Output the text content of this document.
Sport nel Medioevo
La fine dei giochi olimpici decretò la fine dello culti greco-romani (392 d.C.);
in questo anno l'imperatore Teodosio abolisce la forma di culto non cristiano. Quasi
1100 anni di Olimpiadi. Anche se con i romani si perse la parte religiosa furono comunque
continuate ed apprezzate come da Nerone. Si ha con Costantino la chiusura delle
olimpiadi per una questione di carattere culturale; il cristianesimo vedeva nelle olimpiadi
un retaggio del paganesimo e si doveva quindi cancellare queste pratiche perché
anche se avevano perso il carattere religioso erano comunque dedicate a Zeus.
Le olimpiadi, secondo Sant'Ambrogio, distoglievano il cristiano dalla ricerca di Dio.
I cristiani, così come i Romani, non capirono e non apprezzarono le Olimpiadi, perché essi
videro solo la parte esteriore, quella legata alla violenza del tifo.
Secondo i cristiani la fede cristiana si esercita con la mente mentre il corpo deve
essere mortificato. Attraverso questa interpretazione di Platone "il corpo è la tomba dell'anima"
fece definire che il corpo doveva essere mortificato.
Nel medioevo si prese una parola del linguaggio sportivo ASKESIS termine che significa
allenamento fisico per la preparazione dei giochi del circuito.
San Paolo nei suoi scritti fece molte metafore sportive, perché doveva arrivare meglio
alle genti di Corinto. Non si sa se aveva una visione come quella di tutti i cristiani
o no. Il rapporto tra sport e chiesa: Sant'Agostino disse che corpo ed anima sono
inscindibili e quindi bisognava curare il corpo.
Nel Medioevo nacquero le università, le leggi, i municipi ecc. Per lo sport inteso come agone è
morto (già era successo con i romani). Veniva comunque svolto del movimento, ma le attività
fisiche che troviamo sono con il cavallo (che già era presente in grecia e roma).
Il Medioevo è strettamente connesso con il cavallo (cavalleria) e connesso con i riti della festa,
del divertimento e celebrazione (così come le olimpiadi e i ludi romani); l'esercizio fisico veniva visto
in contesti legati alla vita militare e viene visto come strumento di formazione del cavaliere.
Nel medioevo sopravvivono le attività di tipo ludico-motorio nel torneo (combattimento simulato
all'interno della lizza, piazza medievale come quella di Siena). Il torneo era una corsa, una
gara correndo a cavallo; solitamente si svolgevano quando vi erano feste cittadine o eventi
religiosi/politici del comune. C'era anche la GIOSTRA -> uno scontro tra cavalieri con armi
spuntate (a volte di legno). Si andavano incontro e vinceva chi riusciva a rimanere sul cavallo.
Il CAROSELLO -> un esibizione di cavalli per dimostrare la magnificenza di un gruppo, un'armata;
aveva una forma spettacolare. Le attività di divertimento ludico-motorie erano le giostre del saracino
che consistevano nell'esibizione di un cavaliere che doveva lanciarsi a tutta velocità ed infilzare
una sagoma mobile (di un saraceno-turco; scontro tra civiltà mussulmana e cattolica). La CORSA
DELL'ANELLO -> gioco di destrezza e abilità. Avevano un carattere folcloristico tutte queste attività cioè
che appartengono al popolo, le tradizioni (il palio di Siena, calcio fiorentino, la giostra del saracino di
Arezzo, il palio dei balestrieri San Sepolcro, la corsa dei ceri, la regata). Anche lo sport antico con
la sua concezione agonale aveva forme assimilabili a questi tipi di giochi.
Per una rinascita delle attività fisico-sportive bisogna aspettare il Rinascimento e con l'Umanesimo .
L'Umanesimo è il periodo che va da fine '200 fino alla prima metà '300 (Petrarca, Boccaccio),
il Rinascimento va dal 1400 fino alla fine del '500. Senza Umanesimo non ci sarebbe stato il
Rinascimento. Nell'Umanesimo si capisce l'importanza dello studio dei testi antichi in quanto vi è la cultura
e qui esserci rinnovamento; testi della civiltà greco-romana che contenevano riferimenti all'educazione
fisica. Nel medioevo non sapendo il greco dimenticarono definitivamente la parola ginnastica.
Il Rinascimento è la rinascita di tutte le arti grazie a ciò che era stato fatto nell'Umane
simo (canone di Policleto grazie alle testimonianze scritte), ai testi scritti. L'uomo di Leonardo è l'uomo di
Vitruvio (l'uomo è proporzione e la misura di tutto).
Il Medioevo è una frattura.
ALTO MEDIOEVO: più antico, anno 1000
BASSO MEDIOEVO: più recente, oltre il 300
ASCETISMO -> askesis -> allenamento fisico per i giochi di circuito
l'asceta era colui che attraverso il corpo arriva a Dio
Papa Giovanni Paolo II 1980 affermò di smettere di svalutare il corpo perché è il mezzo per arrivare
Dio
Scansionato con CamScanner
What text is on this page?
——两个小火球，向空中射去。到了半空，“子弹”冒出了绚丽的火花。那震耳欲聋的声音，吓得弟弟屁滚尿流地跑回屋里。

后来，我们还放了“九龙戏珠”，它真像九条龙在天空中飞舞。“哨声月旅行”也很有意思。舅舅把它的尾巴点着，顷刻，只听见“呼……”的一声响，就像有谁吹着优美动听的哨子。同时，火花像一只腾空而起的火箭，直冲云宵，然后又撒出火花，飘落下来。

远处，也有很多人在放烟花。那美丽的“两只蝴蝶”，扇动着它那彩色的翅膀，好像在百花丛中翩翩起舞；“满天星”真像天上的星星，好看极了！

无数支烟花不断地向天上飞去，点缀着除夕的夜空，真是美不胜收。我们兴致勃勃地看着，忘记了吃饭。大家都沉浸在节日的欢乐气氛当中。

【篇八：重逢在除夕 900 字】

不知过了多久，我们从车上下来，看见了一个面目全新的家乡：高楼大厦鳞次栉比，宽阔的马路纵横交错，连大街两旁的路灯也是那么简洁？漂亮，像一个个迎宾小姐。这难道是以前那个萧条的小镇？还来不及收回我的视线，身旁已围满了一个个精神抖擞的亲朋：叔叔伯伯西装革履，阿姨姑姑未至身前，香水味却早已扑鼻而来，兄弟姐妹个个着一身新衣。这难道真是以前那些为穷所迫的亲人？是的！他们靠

++++++++++++++++++++

Print back all the lines verbatim.

**The completed task:**
Output the text content of this document.
Sport nel Medioevo
La fine dei giochi olimpici decretò la fine dello culti greco-romani (392 d.C.);
in questo anno l'imperatore Teodosio abolisce la forma di culto non cristiano. Quasi
1100 anni di Olimpiadi. Anche se con i romani si perse la parte religiosa furono comunque
continuate ed apprezzate come da Nerone. Si ha con Costantino la chiusura delle
olimpiadi per una questione di carattere culturale; il cristianesimo vedeva nelle olimpiadi
un retaggio del paganesimo e si doveva quindi cancellare queste pratiche perché
anche se avevano perso il carattere religioso erano comunque dedicate a Zeus.
Le olimpiadi, secondo Sant'Ambrogio, distoglievano il cristiano dalla ricerca di Dio.
I cristiani, così come i Romani, non capirono e non apprezzarono le Olimpiadi, perché essi
videro solo la parte esteriore, quella legata alla violenza del tifo.
Secondo i cristiani la fede cristiana si esercita con la mente mentre il corpo deve
essere mortificato. Attraverso questa interpretazione di Platone "il corpo è la tomba dell'anima"
fece definire che il corpo doveva essere mortificato.
Nel medioevo si prese una parola del linguaggio sportivo ASKESIS termine che significa
allenamento fisico per la preparazione dei giochi del circuito.
San Paolo nei suoi scritti fece molte metafore sportive, perché doveva arrivare meglio
alle genti di Corinto. Non si sa se aveva una visione come quella di tutti i cristiani
o no. Il rapporto tra sport e chiesa: Sant'Agostino disse che corpo ed anima sono
inscindibili e quindi bisognava curare il corpo.
Nel Medioevo nacquero le università, le leggi, i municipi ecc. Per lo sport inteso come agone è
morto (già era successo con i romani). Veniva comunque svolto del movimento, ma le attività
fisiche che troviamo sono con il cavallo (che già era presente in grecia e roma).
Il Medioevo è strettamente connesso con il cavallo (cavalleria) e connesso con i riti della festa,
del divertimento e celebrazione (così come le olimpiadi e i ludi romani); l'esercizio fisico veniva visto
in contesti legati alla vita militare e viene visto come strumento di formazione del cavaliere.
Nel medioevo sopravvivono le attività di tipo ludico-motorio nel torneo (combattimento simulato
all'interno della lizza, piazza medievale come quella di Siena). Il torneo era una corsa, una
gara correndo a cavallo; solitamente si svolgevano quando vi erano feste cittadine o eventi
religiosi/politici del comune. C'era anche la GIOSTRA -> uno scontro tra cavalieri con armi
spuntate (a volte di legno). Si andavano incontro e vinceva chi riusciva a rimanere sul cavallo.
Il CAROSELLO -> un esibizione di cavalli per dimostrare la magnificenza di un gruppo, un'armata;
aveva una forma spettacolare. Le attività di divertimento ludico-motorie erano le giostre del saracino
che consistevano nell'esibizione di un cavaliere che doveva lanciarsi a tutta velocità ed infilzare
una sagoma mobile (di un saraceno-turco; scontro tra civiltà mussulmana e cattolica). La CORSA
DELL'ANELLO -> gioco di destrezza e abilità. Avevano un carattere folcloristico tutte queste attività cioè
che appartengono al popolo, le tradizioni (il palio di Siena, calcio fiorentino, la giostra del saracino di
Arezzo, il palio dei balestrieri San Sepolcro, la corsa dei ceri, la regata). Anche lo sport antico con
la sua concezione agonale aveva forme assimilabili a questi tipi di giochi.
Per una rinascita delle attività fisico-sportive bisogna aspettare il Rinascimento e con l'Umanesimo .
L'Umanesimo è il periodo che va da fine '200 fino alla prima metà '300 (Petrarca, Boccaccio),
il Rinascimento va dal 1400 fino alla fine del '500. Senza Umanesimo non ci sarebbe stato il
Rinascimento. Nell'Umanesimo si capisce l'importanza dello studio dei testi antichi in quanto vi è la cultura
e qui esserci rinnovamento; testi della civiltà greco-romana che contenevano riferimenti all'educazione
fisica. Nel medioevo non sapendo il greco dimenticarono definitivamente la parola ginnastica.
Il Rinascimento è la rinascita di tutte le arti grazie a ciò che era stato fatto nell'Umane
simo (canone di Policleto grazie alle testimonianze scritte), ai testi scritti. L'uomo di Leonardo è l'uomo di
Vitruvio (l'uomo è proporzione e la misura di tutto).
Il Medioevo è una frattura.
ALTO MEDIOEVO: più antico, anno 1000
BASSO MEDIOEVO: più recente, oltre il 300
ASCETISMO -> askesis -> allenamento fisico per i giochi di circuito
l'asceta era colui che attraverso il corpo arriva a Dio
Papa Giovanni Paolo II 1980 affermò di smettere di svalutare il corpo perché è il mezzo per arrivare
Dio
Scansionato con CamScanner
What text is on this page?
——两个小火球，向空中射去。到了半空，“子弹”冒出了绚丽的火花。那震耳欲聋的声音，吓得弟弟屁滚尿流地跑回屋里。

后来，我们还放了“九龙戏珠”，它真像九条龙在天空中飞舞。“哨声月旅行”也很有意思。舅舅把它的尾巴点着，顷刻，只听见“呼……”的一声响，就像有谁吹着优美动听的哨子。同时，火花像一只腾空而起的火箭，直冲云宵，然后又撒出火花，飘落下来。

远处，也有很多人在放烟花。那美丽的“两只蝴蝶”，扇动着它那彩色的翅膀，好像在百花丛中翩翩起舞；“满天星”真像天上的星星，好看极了！

无数支烟花不断地向天上飞去，点缀着除夕的夜空，真是美不胜收。我们兴致勃勃地看着，忘记了吃饭。大家都沉浸在节日的欢乐气氛当中。

【篇八：重逢在除夕 900 字】

不知过了多久，我们从车上下来，看见了一个面目全新的家乡：高楼大厦鳞次栉比，宽阔的马路纵横交错，连大街两旁的路灯也是那么简洁？漂亮，像一个个迎宾小姐。这难道是以前那个萧条的小镇？还来不及收回我的视线，身旁已围满了一个个精神抖擞的亲朋：叔叔伯伯西装革履，阿姨姑姑未至身前，香水味却早已扑鼻而来，兄弟姐妹个个着一身新衣。这难道真是以前那些为穷所迫的亲人？是的！他们靠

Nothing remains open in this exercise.